STORED DATA
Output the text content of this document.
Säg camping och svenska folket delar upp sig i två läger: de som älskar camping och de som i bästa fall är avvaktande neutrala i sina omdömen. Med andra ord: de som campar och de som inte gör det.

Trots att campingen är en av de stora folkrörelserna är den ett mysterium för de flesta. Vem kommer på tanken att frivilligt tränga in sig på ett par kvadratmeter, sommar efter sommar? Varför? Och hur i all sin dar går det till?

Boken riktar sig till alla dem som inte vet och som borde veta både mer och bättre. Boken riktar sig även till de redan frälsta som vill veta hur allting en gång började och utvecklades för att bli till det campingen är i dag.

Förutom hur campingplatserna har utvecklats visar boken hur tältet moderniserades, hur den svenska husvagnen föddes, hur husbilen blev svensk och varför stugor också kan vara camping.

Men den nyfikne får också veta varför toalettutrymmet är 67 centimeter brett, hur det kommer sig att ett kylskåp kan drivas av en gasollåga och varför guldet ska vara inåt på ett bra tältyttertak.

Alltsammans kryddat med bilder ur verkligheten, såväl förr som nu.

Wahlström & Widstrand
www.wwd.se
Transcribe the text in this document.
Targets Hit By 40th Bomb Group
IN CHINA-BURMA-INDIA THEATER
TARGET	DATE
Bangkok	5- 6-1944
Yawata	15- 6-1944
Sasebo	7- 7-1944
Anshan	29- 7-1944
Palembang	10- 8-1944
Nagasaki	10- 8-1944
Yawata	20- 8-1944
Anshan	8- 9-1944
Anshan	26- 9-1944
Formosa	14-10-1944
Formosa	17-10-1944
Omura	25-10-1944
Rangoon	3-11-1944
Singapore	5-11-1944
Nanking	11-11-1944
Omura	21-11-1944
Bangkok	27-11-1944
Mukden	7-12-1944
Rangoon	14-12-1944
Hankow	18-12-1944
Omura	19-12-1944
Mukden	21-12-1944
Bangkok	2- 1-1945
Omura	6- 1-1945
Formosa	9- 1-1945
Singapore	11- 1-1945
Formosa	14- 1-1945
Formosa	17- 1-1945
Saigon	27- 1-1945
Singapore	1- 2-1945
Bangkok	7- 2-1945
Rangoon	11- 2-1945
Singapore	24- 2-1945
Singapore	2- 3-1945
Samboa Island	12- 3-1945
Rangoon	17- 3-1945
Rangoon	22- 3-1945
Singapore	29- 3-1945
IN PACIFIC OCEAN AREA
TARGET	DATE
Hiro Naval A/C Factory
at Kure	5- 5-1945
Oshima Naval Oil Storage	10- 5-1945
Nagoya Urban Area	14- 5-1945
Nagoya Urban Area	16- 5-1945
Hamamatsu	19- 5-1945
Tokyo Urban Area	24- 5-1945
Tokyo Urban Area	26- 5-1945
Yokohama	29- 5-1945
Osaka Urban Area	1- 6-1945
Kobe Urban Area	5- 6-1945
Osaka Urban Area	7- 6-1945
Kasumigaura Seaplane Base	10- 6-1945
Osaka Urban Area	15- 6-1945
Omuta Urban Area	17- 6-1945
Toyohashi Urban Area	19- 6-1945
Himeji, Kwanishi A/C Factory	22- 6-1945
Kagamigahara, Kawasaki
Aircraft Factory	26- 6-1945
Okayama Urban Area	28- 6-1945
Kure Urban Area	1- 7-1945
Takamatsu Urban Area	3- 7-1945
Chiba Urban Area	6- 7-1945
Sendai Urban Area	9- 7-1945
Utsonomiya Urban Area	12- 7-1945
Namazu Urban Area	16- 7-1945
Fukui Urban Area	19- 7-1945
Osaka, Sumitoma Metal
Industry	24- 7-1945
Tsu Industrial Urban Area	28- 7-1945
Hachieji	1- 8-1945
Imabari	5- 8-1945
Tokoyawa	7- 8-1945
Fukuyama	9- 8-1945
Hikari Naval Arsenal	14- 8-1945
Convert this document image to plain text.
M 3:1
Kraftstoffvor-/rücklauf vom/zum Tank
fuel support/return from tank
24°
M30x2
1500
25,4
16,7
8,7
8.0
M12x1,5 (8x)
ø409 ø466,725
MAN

WHAT THIS TASK INVOLVES
Repeat the data above exactly.

EXERCISE OUTPUT
Output the text content of this document.
Säg camping och svenska folket delar upp sig i två läger: de som älskar camping och de som i bästa fall är avvaktande neutrala i sina omdömen. Med andra ord: de som campar och de som inte gör det.

Trots att campingen är en av de stora folkrörelserna är den ett mysterium för de flesta. Vem kommer på tanken att frivilligt tränga in sig på ett par kvadratmeter, sommar efter sommar? Varför? Och hur i all sin dar går det till?

Boken riktar sig till alla dem som inte vet och som borde veta både mer och bättre. Boken riktar sig även till de redan frälsta som vill veta hur allting en gång började och utvecklades för att bli till det campingen är i dag.

Förutom hur campingplatserna har utvecklats visar boken hur tältet moderniserades, hur den svenska husvagnen föddes, hur husbilen blev svensk och varför stugor också kan vara camping.

Men den nyfikne får också veta varför toalettutrymmet är 67 centimeter brett, hur det kommer sig att ett kylskåp kan drivas av en gasollåga och varför guldet ska vara inåt på ett bra tältyttertak.

Alltsammans kryddat med bilder ur verkligheten, såväl förr som nu.

Wahlström & Widstrand
www.wwd.se
Transcribe the text in this document.
Targets Hit By 40th Bomb Group
IN CHINA-BURMA-INDIA THEATER
TARGET	DATE
Bangkok	5- 6-1944
Yawata	15- 6-1944
Sasebo	7- 7-1944
Anshan	29- 7-1944
Palembang	10- 8-1944
Nagasaki	10- 8-1944
Yawata	20- 8-1944
Anshan	8- 9-1944
Anshan	26- 9-1944
Formosa	14-10-1944
Formosa	17-10-1944
Omura	25-10-1944
Rangoon	3-11-1944
Singapore	5-11-1944
Nanking	11-11-1944
Omura	21-11-1944
Bangkok	27-11-1944
Mukden	7-12-1944
Rangoon	14-12-1944
Hankow	18-12-1944
Omura	19-12-1944
Mukden	21-12-1944
Bangkok	2- 1-1945
Omura	6- 1-1945
Formosa	9- 1-1945
Singapore	11- 1-1945
Formosa	14- 1-1945
Formosa	17- 1-1945
Saigon	27- 1-1945
Singapore	1- 2-1945
Bangkok	7- 2-1945
Rangoon	11- 2-1945
Singapore	24- 2-1945
Singapore	2- 3-1945
Samboa Island	12- 3-1945
Rangoon	17- 3-1945
Rangoon	22- 3-1945
Singapore	29- 3-1945
IN PACIFIC OCEAN AREA
TARGET	DATE
Hiro Naval A/C Factory
at Kure	5- 5-1945
Oshima Naval Oil Storage	10- 5-1945
Nagoya Urban Area	14- 5-1945
Nagoya Urban Area	16- 5-1945
Hamamatsu	19- 5-1945
Tokyo Urban Area	24- 5-1945
Tokyo Urban Area	26- 5-1945
Yokohama	29- 5-1945
Osaka Urban Area	1- 6-1945
Kobe Urban Area	5- 6-1945
Osaka Urban Area	7- 6-1945
Kasumigaura Seaplane Base	10- 6-1945
Osaka Urban Area	15- 6-1945
Omuta Urban Area	17- 6-1945
Toyohashi Urban Area	19- 6-1945
Himeji, Kwanishi A/C Factory	22- 6-1945
Kagamigahara, Kawasaki
Aircraft Factory	26- 6-1945
Okayama Urban Area	28- 6-1945
Kure Urban Area	1- 7-1945
Takamatsu Urban Area	3- 7-1945
Chiba Urban Area	6- 7-1945
Sendai Urban Area	9- 7-1945
Utsonomiya Urban Area	12- 7-1945
Namazu Urban Area	16- 7-1945
Fukui Urban Area	19- 7-1945
Osaka, Sumitoma Metal
Industry	24- 7-1945
Tsu Industrial Urban Area	28- 7-1945
Hachieji	1- 8-1945
Imabari	5- 8-1945
Tokoyawa	7- 8-1945
Fukuyama	9- 8-1945
Hikari Naval Arsenal	14- 8-1945
Convert this document image to plain text.
M 3:1
Kraftstoffvor-/rücklauf vom/zum Tank
fuel support/return from tank
24°
M30x2
1500
25,4
16,7
8,7
8.0
M12x1,5 (8x)
ø409 ø466,725
MAN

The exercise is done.